- _Provided information_

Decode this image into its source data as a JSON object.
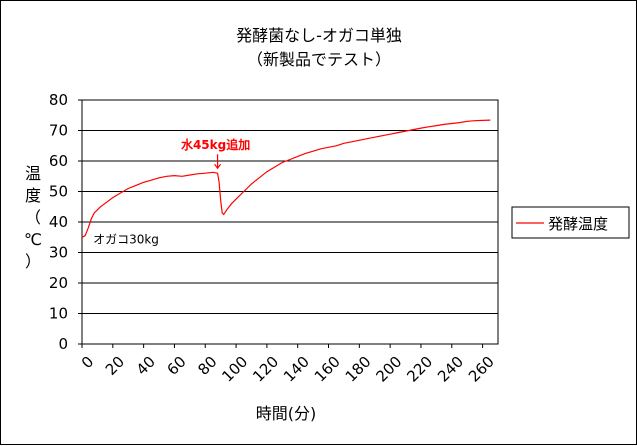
{
  "chart_data": {
    "type": "line",
    "title": "発酵菌なし-オガコ単独",
    "subtitle": "（新製品でテスト）",
    "xlabel": "時間(分)",
    "ylabel": "温度（℃）",
    "xlim": [
      0,
      270
    ],
    "ylim": [
      0,
      80
    ],
    "x_ticks": [
      "0",
      "20",
      "40",
      "60",
      "80",
      "100",
      "120",
      "140",
      "160",
      "180",
      "200",
      "220",
      "240",
      "260"
    ],
    "y_ticks": [
      "0",
      "10",
      "20",
      "30",
      "40",
      "50",
      "60",
      "70",
      "80"
    ],
    "grid": "horizontal",
    "legend": "right",
    "series": [
      {
        "name": "発酵温度",
        "color": "#ff0000",
        "points": [
          [
            0,
            35
          ],
          [
            2,
            35.5
          ],
          [
            4,
            38
          ],
          [
            6,
            41
          ],
          [
            8,
            43
          ],
          [
            12,
            45
          ],
          [
            16,
            46.5
          ],
          [
            20,
            48
          ],
          [
            25,
            49.5
          ],
          [
            30,
            51
          ],
          [
            35,
            52
          ],
          [
            40,
            53
          ],
          [
            45,
            53.7
          ],
          [
            50,
            54.5
          ],
          [
            55,
            55
          ],
          [
            60,
            55.2
          ],
          [
            65,
            55
          ],
          [
            70,
            55.4
          ],
          [
            75,
            55.8
          ],
          [
            80,
            56
          ],
          [
            85,
            56.3
          ],
          [
            88,
            56
          ],
          [
            89,
            53
          ],
          [
            90,
            47
          ],
          [
            91,
            43
          ],
          [
            92,
            42.5
          ],
          [
            94,
            44
          ],
          [
            97,
            46
          ],
          [
            100,
            47.5
          ],
          [
            105,
            50
          ],
          [
            110,
            52.5
          ],
          [
            115,
            54.5
          ],
          [
            120,
            56.5
          ],
          [
            125,
            58
          ],
          [
            130,
            59.5
          ],
          [
            135,
            60.5
          ],
          [
            140,
            61.5
          ],
          [
            145,
            62.5
          ],
          [
            150,
            63.2
          ],
          [
            155,
            64
          ],
          [
            160,
            64.5
          ],
          [
            165,
            65
          ],
          [
            170,
            65.8
          ],
          [
            175,
            66.3
          ],
          [
            180,
            66.8
          ],
          [
            185,
            67.3
          ],
          [
            190,
            67.8
          ],
          [
            195,
            68.3
          ],
          [
            200,
            68.8
          ],
          [
            205,
            69.3
          ],
          [
            210,
            69.8
          ],
          [
            215,
            70.3
          ],
          [
            220,
            70.8
          ],
          [
            225,
            71.2
          ],
          [
            230,
            71.6
          ],
          [
            235,
            72
          ],
          [
            240,
            72.3
          ],
          [
            245,
            72.6
          ],
          [
            250,
            73
          ],
          [
            255,
            73.2
          ],
          [
            260,
            73.3
          ],
          [
            265,
            73.4
          ]
        ]
      }
    ],
    "annotations": [
      {
        "text": "水45kg追加",
        "color": "#ff0000",
        "x": 88,
        "y": 56
      },
      {
        "text": "オガコ30kg",
        "color": "#000000",
        "x": 2,
        "y": 35
      }
    ]
  }
}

- _The task_
Print every entry above again without changing a word, and omit the pictures.

- _Task solution_
Decode this image into its source data as a JSON object.
{
  "chart_data": {
    "type": "line",
    "title": "発酵菌なし-オガコ単独",
    "subtitle": "（新製品でテスト）",
    "xlabel": "時間(分)",
    "ylabel": "温度（℃）",
    "xlim": [
      0,
      270
    ],
    "ylim": [
      0,
      80
    ],
    "x_ticks": [
      "0",
      "20",
      "40",
      "60",
      "80",
      "100",
      "120",
      "140",
      "160",
      "180",
      "200",
      "220",
      "240",
      "260"
    ],
    "y_ticks": [
      "0",
      "10",
      "20",
      "30",
      "40",
      "50",
      "60",
      "70",
      "80"
    ],
    "grid": "horizontal",
    "legend": "right",
    "series": [
      {
        "name": "発酵温度",
        "color": "#ff0000",
        "points": [
          [
            0,
            35
          ],
          [
            2,
            35.5
          ],
          [
            4,
            38
          ],
          [
            6,
            41
          ],
          [
            8,
            43
          ],
          [
            12,
            45
          ],
          [
            16,
            46.5
          ],
          [
            20,
            48
          ],
          [
            25,
            49.5
          ],
          [
            30,
            51
          ],
          [
            35,
            52
          ],
          [
            40,
            53
          ],
          [
            45,
            53.7
          ],
          [
            50,
            54.5
          ],
          [
            55,
            55
          ],
          [
            60,
            55.2
          ],
          [
            65,
            55
          ],
          [
            70,
            55.4
          ],
          [
            75,
            55.8
          ],
          [
            80,
            56
          ],
          [
            85,
            56.3
          ],
          [
            88,
            56
          ],
          [
            89,
            53
          ],
          [
            90,
            47
          ],
          [
            91,
            43
          ],
          [
            92,
            42.5
          ],
          [
            94,
            44
          ],
          [
            97,
            46
          ],
          [
            100,
            47.5
          ],
          [
            105,
            50
          ],
          [
            110,
            52.5
          ],
          [
            115,
            54.5
          ],
          [
            120,
            56.5
          ],
          [
            125,
            58
          ],
          [
            130,
            59.5
          ],
          [
            135,
            60.5
          ],
          [
            140,
            61.5
          ],
          [
            145,
            62.5
          ],
          [
            150,
            63.2
          ],
          [
            155,
            64
          ],
          [
            160,
            64.5
          ],
          [
            165,
            65
          ],
          [
            170,
            65.8
          ],
          [
            175,
            66.3
          ],
          [
            180,
            66.8
          ],
          [
            185,
            67.3
          ],
          [
            190,
            67.8
          ],
          [
            195,
            68.3
          ],
          [
            200,
            68.8
          ],
          [
            205,
            69.3
          ],
          [
            210,
            69.8
          ],
          [
            215,
            70.3
          ],
          [
            220,
            70.8
          ],
          [
            225,
            71.2
          ],
          [
            230,
            71.6
          ],
          [
            235,
            72
          ],
          [
            240,
            72.3
          ],
          [
            245,
            72.6
          ],
          [
            250,
            73
          ],
          [
            255,
            73.2
          ],
          [
            260,
            73.3
          ],
          [
            265,
            73.4
          ]
        ]
      }
    ],
    "annotations": [
      {
        "text": "水45kg追加",
        "color": "#ff0000",
        "x": 88,
        "y": 56
      },
      {
        "text": "オガコ30kg",
        "color": "#000000",
        "x": 2,
        "y": 35
      }
    ]
  }
}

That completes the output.